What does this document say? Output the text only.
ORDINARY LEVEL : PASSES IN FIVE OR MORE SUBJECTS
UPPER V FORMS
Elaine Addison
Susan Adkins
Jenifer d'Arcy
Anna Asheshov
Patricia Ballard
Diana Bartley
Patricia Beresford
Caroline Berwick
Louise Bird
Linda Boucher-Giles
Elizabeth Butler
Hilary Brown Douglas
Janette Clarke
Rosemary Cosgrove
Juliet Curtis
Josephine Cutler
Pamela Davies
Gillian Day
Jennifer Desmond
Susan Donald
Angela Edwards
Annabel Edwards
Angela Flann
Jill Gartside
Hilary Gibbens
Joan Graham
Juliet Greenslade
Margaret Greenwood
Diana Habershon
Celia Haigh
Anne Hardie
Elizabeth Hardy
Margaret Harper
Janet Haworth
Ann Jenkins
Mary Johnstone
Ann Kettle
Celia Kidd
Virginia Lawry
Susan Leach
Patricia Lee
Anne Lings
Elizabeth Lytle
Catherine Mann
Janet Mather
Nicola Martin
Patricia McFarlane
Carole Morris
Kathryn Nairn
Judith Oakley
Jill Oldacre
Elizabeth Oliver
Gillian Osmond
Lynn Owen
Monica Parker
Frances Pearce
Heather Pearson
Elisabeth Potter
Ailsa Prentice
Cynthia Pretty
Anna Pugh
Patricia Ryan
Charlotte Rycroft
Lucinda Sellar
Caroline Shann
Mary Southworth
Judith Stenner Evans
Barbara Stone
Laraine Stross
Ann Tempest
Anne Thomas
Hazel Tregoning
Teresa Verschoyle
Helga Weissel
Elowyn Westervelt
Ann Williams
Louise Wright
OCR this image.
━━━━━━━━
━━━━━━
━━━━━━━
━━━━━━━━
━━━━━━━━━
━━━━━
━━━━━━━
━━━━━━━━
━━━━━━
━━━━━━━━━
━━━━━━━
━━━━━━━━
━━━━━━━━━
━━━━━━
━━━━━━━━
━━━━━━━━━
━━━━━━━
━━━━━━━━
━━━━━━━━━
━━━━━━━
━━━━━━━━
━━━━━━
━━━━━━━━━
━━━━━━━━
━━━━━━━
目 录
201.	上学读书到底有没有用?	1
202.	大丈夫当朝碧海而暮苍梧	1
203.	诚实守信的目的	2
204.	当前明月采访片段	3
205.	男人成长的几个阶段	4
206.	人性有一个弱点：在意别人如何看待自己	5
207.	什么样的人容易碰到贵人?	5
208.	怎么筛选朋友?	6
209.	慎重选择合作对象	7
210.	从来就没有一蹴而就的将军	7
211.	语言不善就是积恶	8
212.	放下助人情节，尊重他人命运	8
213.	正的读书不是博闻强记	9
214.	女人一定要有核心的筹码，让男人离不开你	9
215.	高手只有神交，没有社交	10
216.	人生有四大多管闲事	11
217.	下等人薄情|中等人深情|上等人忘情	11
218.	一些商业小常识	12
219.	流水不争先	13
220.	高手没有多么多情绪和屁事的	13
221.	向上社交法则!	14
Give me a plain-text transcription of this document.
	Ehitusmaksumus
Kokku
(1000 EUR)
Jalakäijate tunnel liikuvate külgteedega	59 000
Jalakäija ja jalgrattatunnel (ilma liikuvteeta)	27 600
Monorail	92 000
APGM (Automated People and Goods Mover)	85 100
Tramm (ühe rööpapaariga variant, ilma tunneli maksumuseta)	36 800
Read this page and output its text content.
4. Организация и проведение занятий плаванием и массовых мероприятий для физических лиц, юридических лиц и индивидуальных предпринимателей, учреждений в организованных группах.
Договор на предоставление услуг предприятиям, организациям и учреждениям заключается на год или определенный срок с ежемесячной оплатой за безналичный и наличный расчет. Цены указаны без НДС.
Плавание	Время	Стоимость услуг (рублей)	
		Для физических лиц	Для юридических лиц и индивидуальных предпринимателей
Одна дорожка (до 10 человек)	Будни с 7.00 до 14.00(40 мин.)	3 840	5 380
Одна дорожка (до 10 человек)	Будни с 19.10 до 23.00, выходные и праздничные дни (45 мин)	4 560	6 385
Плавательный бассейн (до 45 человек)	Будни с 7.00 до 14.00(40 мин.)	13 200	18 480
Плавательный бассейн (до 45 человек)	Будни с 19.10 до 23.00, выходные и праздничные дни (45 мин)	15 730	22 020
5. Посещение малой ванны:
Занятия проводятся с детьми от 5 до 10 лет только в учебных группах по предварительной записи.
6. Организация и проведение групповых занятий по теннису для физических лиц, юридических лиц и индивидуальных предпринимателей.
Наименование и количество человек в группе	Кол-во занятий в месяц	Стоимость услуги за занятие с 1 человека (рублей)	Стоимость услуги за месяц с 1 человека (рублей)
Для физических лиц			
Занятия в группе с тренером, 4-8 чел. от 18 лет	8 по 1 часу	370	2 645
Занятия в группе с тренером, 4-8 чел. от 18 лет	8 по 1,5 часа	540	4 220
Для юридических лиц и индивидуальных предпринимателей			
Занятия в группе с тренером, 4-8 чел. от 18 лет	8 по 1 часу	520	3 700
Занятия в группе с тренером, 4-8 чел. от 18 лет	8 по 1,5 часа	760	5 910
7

====================

Direction:
Your task is to print all of the records exactly.

Full answer:
What does this document say? Output the text only.
ORDINARY LEVEL : PASSES IN FIVE OR MORE SUBJECTS
UPPER V FORMS
Elaine Addison
Susan Adkins
Jenifer d'Arcy
Anna Asheshov
Patricia Ballard
Diana Bartley
Patricia Beresford
Caroline Berwick
Louise Bird
Linda Boucher-Giles
Elizabeth Butler
Hilary Brown Douglas
Janette Clarke
Rosemary Cosgrove
Juliet Curtis
Josephine Cutler
Pamela Davies
Gillian Day
Jennifer Desmond
Susan Donald
Angela Edwards
Annabel Edwards
Angela Flann
Jill Gartside
Hilary Gibbens
Joan Graham
Juliet Greenslade
Margaret Greenwood
Diana Habershon
Celia Haigh
Anne Hardie
Elizabeth Hardy
Margaret Harper
Janet Haworth
Ann Jenkins
Mary Johnstone
Ann Kettle
Celia Kidd
Virginia Lawry
Susan Leach
Patricia Lee
Anne Lings
Elizabeth Lytle
Catherine Mann
Janet Mather
Nicola Martin
Patricia McFarlane
Carole Morris
Kathryn Nairn
Judith Oakley
Jill Oldacre
Elizabeth Oliver
Gillian Osmond
Lynn Owen
Monica Parker
Frances Pearce
Heather Pearson
Elisabeth Potter
Ailsa Prentice
Cynthia Pretty
Anna Pugh
Patricia Ryan
Charlotte Rycroft
Lucinda Sellar
Caroline Shann
Mary Southworth
Judith Stenner Evans
Barbara Stone
Laraine Stross
Ann Tempest
Anne Thomas
Hazel Tregoning
Teresa Verschoyle
Helga Weissel
Elowyn Westervelt
Ann Williams
Louise Wright
OCR this image.
━━━━━━━━
━━━━━━
━━━━━━━
━━━━━━━━
━━━━━━━━━
━━━━━
━━━━━━━
━━━━━━━━
━━━━━━
━━━━━━━━━
━━━━━━━
━━━━━━━━
━━━━━━━━━
━━━━━━
━━━━━━━━
━━━━━━━━━
━━━━━━━
━━━━━━━━
━━━━━━━━━
━━━━━━━
━━━━━━━━
━━━━━━
━━━━━━━━━
━━━━━━━━
━━━━━━━
目 录
201.	上学读书到底有没有用?	1
202.	大丈夫当朝碧海而暮苍梧	1
203.	诚实守信的目的	2
204.	当前明月采访片段	3
205.	男人成长的几个阶段	4
206.	人性有一个弱点：在意别人如何看待自己	5
207.	什么样的人容易碰到贵人?	5
208.	怎么筛选朋友?	6
209.	慎重选择合作对象	7
210.	从来就没有一蹴而就的将军	7
211.	语言不善就是积恶	8
212.	放下助人情节，尊重他人命运	8
213.	正的读书不是博闻强记	9
214.	女人一定要有核心的筹码，让男人离不开你	9
215.	高手只有神交，没有社交	10
216.	人生有四大多管闲事	11
217.	下等人薄情|中等人深情|上等人忘情	11
218.	一些商业小常识	12
219.	流水不争先	13
220.	高手没有多么多情绪和屁事的	13
221.	向上社交法则!	14
Give me a plain-text transcription of this document.
	Ehitusmaksumus
Kokku
(1000 EUR)
Jalakäijate tunnel liikuvate külgteedega	59 000
Jalakäija ja jalgrattatunnel (ilma liikuvteeta)	27 600
Monorail	92 000
APGM (Automated People and Goods Mover)	85 100
Tramm (ühe rööpapaariga variant, ilma tunneli maksumuseta)	36 800
Read this page and output its text content.
4. Организация и проведение занятий плаванием и массовых мероприятий для физических лиц, юридических лиц и индивидуальных предпринимателей, учреждений в организованных группах.
Договор на предоставление услуг предприятиям, организациям и учреждениям заключается на год или определенный срок с ежемесячной оплатой за безналичный и наличный расчет. Цены указаны без НДС.
Плавание	Время	Стоимость услуг (рублей)	
		Для физических лиц	Для юридических лиц и индивидуальных предпринимателей
Одна дорожка (до 10 человек)	Будни с 7.00 до 14.00(40 мин.)	3 840	5 380
Одна дорожка (до 10 человек)	Будни с 19.10 до 23.00, выходные и праздничные дни (45 мин)	4 560	6 385
Плавательный бассейн (до 45 человек)	Будни с 7.00 до 14.00(40 мин.)	13 200	18 480
Плавательный бассейн (до 45 человек)	Будни с 19.10 до 23.00, выходные и праздничные дни (45 мин)	15 730	22 020
5. Посещение малой ванны:
Занятия проводятся с детьми от 5 до 10 лет только в учебных группах по предварительной записи.
6. Организация и проведение групповых занятий по теннису для физических лиц, юридических лиц и индивидуальных предпринимателей.
Наименование и количество человек в группе	Кол-во занятий в месяц	Стоимость услуги за занятие с 1 человека (рублей)	Стоимость услуги за месяц с 1 человека (рублей)
Для физических лиц			
Занятия в группе с тренером, 4-8 чел. от 18 лет	8 по 1 часу	370	2 645
Занятия в группе с тренером, 4-8 чел. от 18 лет	8 по 1,5 часа	540	4 220
Для юридических лиц и индивидуальных предпринимателей			
Занятия в группе с тренером, 4-8 чел. от 18 лет	8 по 1 часу	520	3 700
Занятия в группе с тренером, 4-8 чел. от 18 лет	8 по 1,5 часа	760	5 910
7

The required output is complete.